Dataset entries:
|---|

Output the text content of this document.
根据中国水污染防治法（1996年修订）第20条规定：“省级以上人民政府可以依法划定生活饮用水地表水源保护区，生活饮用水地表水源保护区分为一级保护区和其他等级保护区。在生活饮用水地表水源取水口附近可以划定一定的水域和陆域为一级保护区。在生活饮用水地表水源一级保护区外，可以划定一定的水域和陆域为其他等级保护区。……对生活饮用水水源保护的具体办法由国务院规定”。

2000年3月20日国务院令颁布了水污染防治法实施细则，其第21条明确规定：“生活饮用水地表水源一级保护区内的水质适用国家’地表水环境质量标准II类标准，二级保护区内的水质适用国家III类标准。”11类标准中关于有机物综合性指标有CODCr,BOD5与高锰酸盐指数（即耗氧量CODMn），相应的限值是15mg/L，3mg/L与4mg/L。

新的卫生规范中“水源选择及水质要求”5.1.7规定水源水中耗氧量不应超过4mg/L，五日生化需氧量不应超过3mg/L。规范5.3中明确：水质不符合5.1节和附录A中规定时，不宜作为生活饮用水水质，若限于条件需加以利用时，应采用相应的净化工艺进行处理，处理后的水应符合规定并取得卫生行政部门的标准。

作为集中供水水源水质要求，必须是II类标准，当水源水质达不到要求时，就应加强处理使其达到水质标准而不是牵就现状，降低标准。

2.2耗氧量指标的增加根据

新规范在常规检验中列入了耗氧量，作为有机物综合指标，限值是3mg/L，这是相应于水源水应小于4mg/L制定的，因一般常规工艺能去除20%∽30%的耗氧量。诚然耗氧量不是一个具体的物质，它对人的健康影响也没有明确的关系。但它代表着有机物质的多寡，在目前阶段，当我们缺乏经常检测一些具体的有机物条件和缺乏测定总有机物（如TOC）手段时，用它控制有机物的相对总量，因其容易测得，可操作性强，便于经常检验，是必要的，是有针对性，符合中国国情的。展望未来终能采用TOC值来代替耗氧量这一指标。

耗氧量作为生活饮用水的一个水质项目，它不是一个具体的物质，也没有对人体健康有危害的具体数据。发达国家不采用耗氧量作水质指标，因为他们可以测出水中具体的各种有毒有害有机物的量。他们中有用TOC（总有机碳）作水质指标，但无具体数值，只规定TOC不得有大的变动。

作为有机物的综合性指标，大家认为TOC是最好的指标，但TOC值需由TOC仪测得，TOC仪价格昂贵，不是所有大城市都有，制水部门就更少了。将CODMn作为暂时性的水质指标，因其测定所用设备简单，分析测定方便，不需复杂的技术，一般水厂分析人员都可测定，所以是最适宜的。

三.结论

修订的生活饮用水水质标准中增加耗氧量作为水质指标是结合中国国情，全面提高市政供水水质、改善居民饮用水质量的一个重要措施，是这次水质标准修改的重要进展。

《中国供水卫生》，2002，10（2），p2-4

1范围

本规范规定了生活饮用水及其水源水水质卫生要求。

|---|

▸ Task to complete: Without changing a word, restate the whole listing.

▸ Result of this exercise:
Output the text content of this document.
根据中国水污染防治法（1996年修订）第20条规定：“省级以上人民政府可以依法划定生活饮用水地表水源保护区，生活饮用水地表水源保护区分为一级保护区和其他等级保护区。在生活饮用水地表水源取水口附近可以划定一定的水域和陆域为一级保护区。在生活饮用水地表水源一级保护区外，可以划定一定的水域和陆域为其他等级保护区。……对生活饮用水水源保护的具体办法由国务院规定”。

2000年3月20日国务院令颁布了水污染防治法实施细则，其第21条明确规定：“生活饮用水地表水源一级保护区内的水质适用国家’地表水环境质量标准II类标准，二级保护区内的水质适用国家III类标准。”11类标准中关于有机物综合性指标有CODCr,BOD5与高锰酸盐指数（即耗氧量CODMn），相应的限值是15mg/L，3mg/L与4mg/L。

新的卫生规范中“水源选择及水质要求”5.1.7规定水源水中耗氧量不应超过4mg/L，五日生化需氧量不应超过3mg/L。规范5.3中明确：水质不符合5.1节和附录A中规定时，不宜作为生活饮用水水质，若限于条件需加以利用时，应采用相应的净化工艺进行处理，处理后的水应符合规定并取得卫生行政部门的标准。

作为集中供水水源水质要求，必须是II类标准，当水源水质达不到要求时，就应加强处理使其达到水质标准而不是牵就现状，降低标准。

2.2耗氧量指标的增加根据

新规范在常规检验中列入了耗氧量，作为有机物综合指标，限值是3mg/L，这是相应于水源水应小于4mg/L制定的，因一般常规工艺能去除20%∽30%的耗氧量。诚然耗氧量不是一个具体的物质，它对人的健康影响也没有明确的关系。但它代表着有机物质的多寡，在目前阶段，当我们缺乏经常检测一些具体的有机物条件和缺乏测定总有机物（如TOC）手段时，用它控制有机物的相对总量，因其容易测得，可操作性强，便于经常检验，是必要的，是有针对性，符合中国国情的。展望未来终能采用TOC值来代替耗氧量这一指标。

耗氧量作为生活饮用水的一个水质项目，它不是一个具体的物质，也没有对人体健康有危害的具体数据。发达国家不采用耗氧量作水质指标，因为他们可以测出水中具体的各种有毒有害有机物的量。他们中有用TOC（总有机碳）作水质指标，但无具体数值，只规定TOC不得有大的变动。

作为有机物的综合性指标，大家认为TOC是最好的指标，但TOC值需由TOC仪测得，TOC仪价格昂贵，不是所有大城市都有，制水部门就更少了。将CODMn作为暂时性的水质指标，因其测定所用设备简单，分析测定方便，不需复杂的技术，一般水厂分析人员都可测定，所以是最适宜的。

三.结论

修订的生活饮用水水质标准中增加耗氧量作为水质指标是结合中国国情，全面提高市政供水水质、改善居民饮用水质量的一个重要措施，是这次水质标准修改的重要进展。

《中国供水卫生》，2002，10（2），p2-4

1范围

本规范规定了生活饮用水及其水源水水质卫生要求。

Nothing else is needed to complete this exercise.